* RECORDED INFORMATION:
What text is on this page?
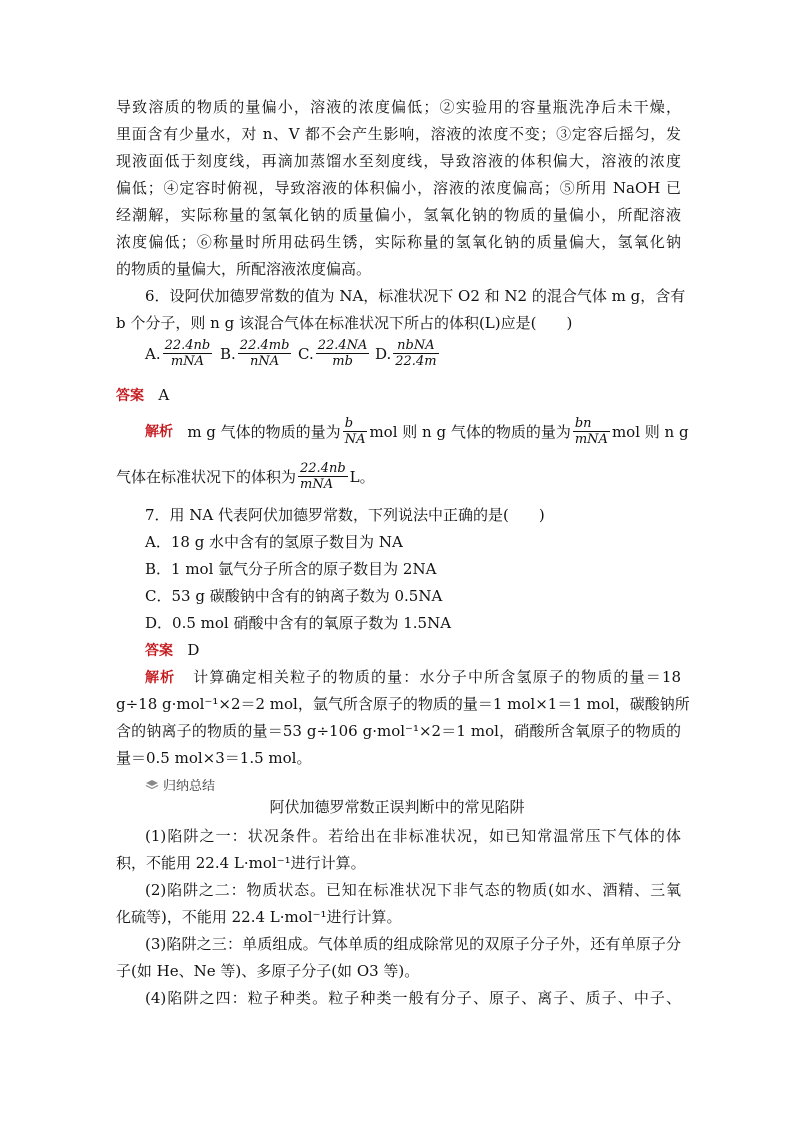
导致溶质的物质的量偏小，溶液的浓度偏低；②实验用的容量瓶洗净后未干燥，
里面含有少量水，对 n、V 都不会产生影响，溶液的浓度不变；③定容后摇匀，发
现液面低于刻度线，再滴加蒸馏水至刻度线，导致溶液的体积偏大，溶液的浓度
偏低；④定容时俯视，导致溶液的体积偏小，溶液的浓度偏高；⑤所用 NaOH 已
经潮解，实际称量的氢氧化钠的质量偏小，氢氧化钠的物质的量偏小，所配溶液
浓度偏低；⑥称量时所用砝码生锈，实际称量的氢氧化钠的质量偏大，氢氧化钠
的物质的量偏大，所配溶液浓度偏高。
6．设阿伏加德罗常数的值为 NA，标准状况下 O2 和 N2 的混合气体 m g，含有
b 个分子，则 n g 该混合气体在标准状况下所占的体积(L)应是(　　)
A. $\frac{22.4nb}{\text{mNA}} B$. $\frac{22.4mb}{\text{nNA}} C$. $\frac{22.4NA}{mb} D$. $\frac{\text{nbNA}}{22.4m}$
答案 A
解析
m g 气体的物质的量为 $\frac{b}{NA}$ mol 则 n g 气体的物质的量为 $\frac{bn}{\text{mNA}}$ mol 则 n g
气体在标准状况下的体积为 $\frac{22.4nb}{\text{mNA}}$ L。
7．用 NA 代表阿伏加德罗常数，下列说法中正确的是(　　)
A．18 g 水中含有的氢原子数目为 NA
B．1 mol 氩气分子所含的原子数目为 2NA
C．53 g 碳酸钠中含有的钠离子数为 0.5NA
D．0.5 mol 硝酸中含有的氧原子数为 1.5NA
答案 D
解析 计算确定相关粒子的物质的量：水分子中所含氢原子的物质的量＝18
g÷18 g·mol⁻¹×2＝2 mol，氩气所含原子的物质的量＝1 mol×1＝1 mol，碳酸钠所
含的钠离子的物质的量＝53 g÷106 g·mol⁻¹×2＝1 mol，硝酸所含氧原子的物质的
量＝0.5 mol×3＝1.5 mol。
归纳总结
阿伏加德罗常数正误判断中的常见陷阱
(1)陷阱之一：状况条件。若给出在非标准状况，如已知常温常压下气体的体
积，不能用 22.4 L·mol⁻¹进行计算。
(2)陷阱之二：物质状态。已知在标准状况下非气态的物质(如水、酒精、三氧
化硫等)，不能用 22.4 L·mol⁻¹进行计算。
(3)陷阱之三：单质组成。气体单质的组成除常见的双原子分子外，还有单原子分
子(如 He、Ne 等)、多原子分子(如 O3 等)。
(4)陷阱之四：粒子种类。粒子种类一般有分子、原子、离子、质子、中子、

* THE EXERCISE: Repeat the material above in full and unchanged, minus its images.

* EXERCISE OUTPUT:
What text is on this page?
导致溶质的物质的量偏小，溶液的浓度偏低；②实验用的容量瓶洗净后未干燥，
里面含有少量水，对 n、V 都不会产生影响，溶液的浓度不变；③定容后摇匀，发
现液面低于刻度线，再滴加蒸馏水至刻度线，导致溶液的体积偏大，溶液的浓度
偏低；④定容时俯视，导致溶液的体积偏小，溶液的浓度偏高；⑤所用 NaOH 已
经潮解，实际称量的氢氧化钠的质量偏小，氢氧化钠的物质的量偏小，所配溶液
浓度偏低；⑥称量时所用砝码生锈，实际称量的氢氧化钠的质量偏大，氢氧化钠
的物质的量偏大，所配溶液浓度偏高。
6．设阿伏加德罗常数的值为 NA，标准状况下 O2 和 N2 的混合气体 m g，含有
b 个分子，则 n g 该混合气体在标准状况下所占的体积(L)应是(　　)
A. $\frac{22.4nb}{\text{mNA}} B$. $\frac{22.4mb}{\text{nNA}} C$. $\frac{22.4NA}{mb} D$. $\frac{\text{nbNA}}{22.4m}$
答案 A
解析
m g 气体的物质的量为 $\frac{b}{NA}$ mol 则 n g 气体的物质的量为 $\frac{bn}{\text{mNA}}$ mol 则 n g
气体在标准状况下的体积为 $\frac{22.4nb}{\text{mNA}}$ L。
7．用 NA 代表阿伏加德罗常数，下列说法中正确的是(　　)
A．18 g 水中含有的氢原子数目为 NA
B．1 mol 氩气分子所含的原子数目为 2NA
C．53 g 碳酸钠中含有的钠离子数为 0.5NA
D．0.5 mol 硝酸中含有的氧原子数为 1.5NA
答案 D
解析 计算确定相关粒子的物质的量：水分子中所含氢原子的物质的量＝18
g÷18 g·mol⁻¹×2＝2 mol，氩气所含原子的物质的量＝1 mol×1＝1 mol，碳酸钠所
含的钠离子的物质的量＝53 g÷106 g·mol⁻¹×2＝1 mol，硝酸所含氧原子的物质的
量＝0.5 mol×3＝1.5 mol。
归纳总结
阿伏加德罗常数正误判断中的常见陷阱
(1)陷阱之一：状况条件。若给出在非标准状况，如已知常温常压下气体的体
积，不能用 22.4 L·mol⁻¹进行计算。
(2)陷阱之二：物质状态。已知在标准状况下非气态的物质(如水、酒精、三氧
化硫等)，不能用 22.4 L·mol⁻¹进行计算。
(3)陷阱之三：单质组成。气体单质的组成除常见的双原子分子外，还有单原子分
子(如 He、Ne 等)、多原子分子(如 O3 等)。
(4)陷阱之四：粒子种类。粒子种类一般有分子、原子、离子、质子、中子、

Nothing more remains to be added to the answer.